▸ Exercise details
Reproduce the records below in their entirety, character for character.

▸ Material
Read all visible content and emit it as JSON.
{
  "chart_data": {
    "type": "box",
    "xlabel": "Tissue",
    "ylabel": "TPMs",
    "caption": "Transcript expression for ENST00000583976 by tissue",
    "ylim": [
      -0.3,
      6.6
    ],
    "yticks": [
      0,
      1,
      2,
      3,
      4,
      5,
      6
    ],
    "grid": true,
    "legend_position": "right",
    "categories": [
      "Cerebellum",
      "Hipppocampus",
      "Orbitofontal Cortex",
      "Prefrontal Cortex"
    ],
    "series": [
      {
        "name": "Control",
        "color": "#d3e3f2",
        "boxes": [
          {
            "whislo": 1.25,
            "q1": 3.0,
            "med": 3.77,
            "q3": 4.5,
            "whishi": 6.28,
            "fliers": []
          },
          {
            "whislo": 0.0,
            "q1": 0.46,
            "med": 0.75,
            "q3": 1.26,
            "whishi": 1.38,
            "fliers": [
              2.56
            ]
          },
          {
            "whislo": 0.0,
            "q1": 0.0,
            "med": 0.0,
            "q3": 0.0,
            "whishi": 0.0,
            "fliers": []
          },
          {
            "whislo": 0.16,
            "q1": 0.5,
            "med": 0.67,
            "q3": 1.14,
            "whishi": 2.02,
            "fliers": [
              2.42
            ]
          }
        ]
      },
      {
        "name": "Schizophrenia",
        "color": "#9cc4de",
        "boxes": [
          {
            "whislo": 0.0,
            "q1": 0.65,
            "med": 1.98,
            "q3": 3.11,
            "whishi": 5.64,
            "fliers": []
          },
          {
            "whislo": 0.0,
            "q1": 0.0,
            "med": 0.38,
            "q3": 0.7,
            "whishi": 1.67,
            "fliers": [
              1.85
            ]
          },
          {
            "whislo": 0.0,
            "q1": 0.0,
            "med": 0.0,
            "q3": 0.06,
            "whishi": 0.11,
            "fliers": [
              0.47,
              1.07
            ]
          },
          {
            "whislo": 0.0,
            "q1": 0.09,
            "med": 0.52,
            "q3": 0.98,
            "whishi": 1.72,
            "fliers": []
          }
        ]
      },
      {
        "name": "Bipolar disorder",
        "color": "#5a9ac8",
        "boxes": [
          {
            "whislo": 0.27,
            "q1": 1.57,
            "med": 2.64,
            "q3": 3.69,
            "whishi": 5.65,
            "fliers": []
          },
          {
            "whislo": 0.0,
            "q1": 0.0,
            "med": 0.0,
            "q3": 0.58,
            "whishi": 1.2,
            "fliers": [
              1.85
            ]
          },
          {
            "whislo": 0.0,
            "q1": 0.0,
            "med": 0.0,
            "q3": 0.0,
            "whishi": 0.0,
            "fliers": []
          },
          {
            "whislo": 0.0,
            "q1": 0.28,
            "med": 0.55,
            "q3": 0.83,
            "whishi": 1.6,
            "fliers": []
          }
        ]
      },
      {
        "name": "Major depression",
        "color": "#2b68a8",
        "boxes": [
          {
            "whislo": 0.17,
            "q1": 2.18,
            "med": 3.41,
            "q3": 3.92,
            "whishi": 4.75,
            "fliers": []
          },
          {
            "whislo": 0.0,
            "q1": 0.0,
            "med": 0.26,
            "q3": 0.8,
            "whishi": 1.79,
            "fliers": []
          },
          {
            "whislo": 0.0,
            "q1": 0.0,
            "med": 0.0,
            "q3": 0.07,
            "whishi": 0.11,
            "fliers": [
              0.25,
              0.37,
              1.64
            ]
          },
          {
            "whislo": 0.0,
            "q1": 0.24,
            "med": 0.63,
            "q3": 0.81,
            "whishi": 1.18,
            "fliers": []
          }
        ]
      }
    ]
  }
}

▸ Solution
Read all visible content and emit it as JSON.
{
  "chart_data": {
    "type": "box",
    "xlabel": "Tissue",
    "ylabel": "TPMs",
    "caption": "Transcript expression for ENST00000583976 by tissue",
    "ylim": [
      -0.3,
      6.6
    ],
    "yticks": [
      0,
      1,
      2,
      3,
      4,
      5,
      6
    ],
    "grid": true,
    "legend_position": "right",
    "categories": [
      "Cerebellum",
      "Hipppocampus",
      "Orbitofontal Cortex",
      "Prefrontal Cortex"
    ],
    "series": [
      {
        "name": "Control",
        "color": "#d3e3f2",
        "boxes": [
          {
            "whislo": 1.25,
            "q1": 3.0,
            "med": 3.77,
            "q3": 4.5,
            "whishi": 6.28,
            "fliers": []
          },
          {
            "whislo": 0.0,
            "q1": 0.46,
            "med": 0.75,
            "q3": 1.26,
            "whishi": 1.38,
            "fliers": [
              2.56
            ]
          },
          {
            "whislo": 0.0,
            "q1": 0.0,
            "med": 0.0,
            "q3": 0.0,
            "whishi": 0.0,
            "fliers": []
          },
          {
            "whislo": 0.16,
            "q1": 0.5,
            "med": 0.67,
            "q3": 1.14,
            "whishi": 2.02,
            "fliers": [
              2.42
            ]
          }
        ]
      },
      {
        "name": "Schizophrenia",
        "color": "#9cc4de",
        "boxes": [
          {
            "whislo": 0.0,
            "q1": 0.65,
            "med": 1.98,
            "q3": 3.11,
            "whishi": 5.64,
            "fliers": []
          },
          {
            "whislo": 0.0,
            "q1": 0.0,
            "med": 0.38,
            "q3": 0.7,
            "whishi": 1.67,
            "fliers": [
              1.85
            ]
          },
          {
            "whislo": 0.0,
            "q1": 0.0,
            "med": 0.0,
            "q3": 0.06,
            "whishi": 0.11,
            "fliers": [
              0.47,
              1.07
            ]
          },
          {
            "whislo": 0.0,
            "q1": 0.09,
            "med": 0.52,
            "q3": 0.98,
            "whishi": 1.72,
            "fliers": []
          }
        ]
      },
      {
        "name": "Bipolar disorder",
        "color": "#5a9ac8",
        "boxes": [
          {
            "whislo": 0.27,
            "q1": 1.57,
            "med": 2.64,
            "q3": 3.69,
            "whishi": 5.65,
            "fliers": []
          },
          {
            "whislo": 0.0,
            "q1": 0.0,
            "med": 0.0,
            "q3": 0.58,
            "whishi": 1.2,
            "fliers": [
              1.85
            ]
          },
          {
            "whislo": 0.0,
            "q1": 0.0,
            "med": 0.0,
            "q3": 0.0,
            "whishi": 0.0,
            "fliers": []
          },
          {
            "whislo": 0.0,
            "q1": 0.28,
            "med": 0.55,
            "q3": 0.83,
            "whishi": 1.6,
            "fliers": []
          }
        ]
      },
      {
        "name": "Major depression",
        "color": "#2b68a8",
        "boxes": [
          {
            "whislo": 0.17,
            "q1": 2.18,
            "med": 3.41,
            "q3": 3.92,
            "whishi": 4.75,
            "fliers": []
          },
          {
            "whislo": 0.0,
            "q1": 0.0,
            "med": 0.26,
            "q3": 0.8,
            "whishi": 1.79,
            "fliers": []
          },
          {
            "whislo": 0.0,
            "q1": 0.0,
            "med": 0.0,
            "q3": 0.07,
            "whishi": 0.11,
            "fliers": [
              0.25,
              0.37,
              1.64
            ]
          },
          {
            "whislo": 0.0,
            "q1": 0.24,
            "med": 0.63,
            "q3": 0.81,
            "whishi": 1.18,
            "fliers": []
          }
        ]
      }
    ]
  }
}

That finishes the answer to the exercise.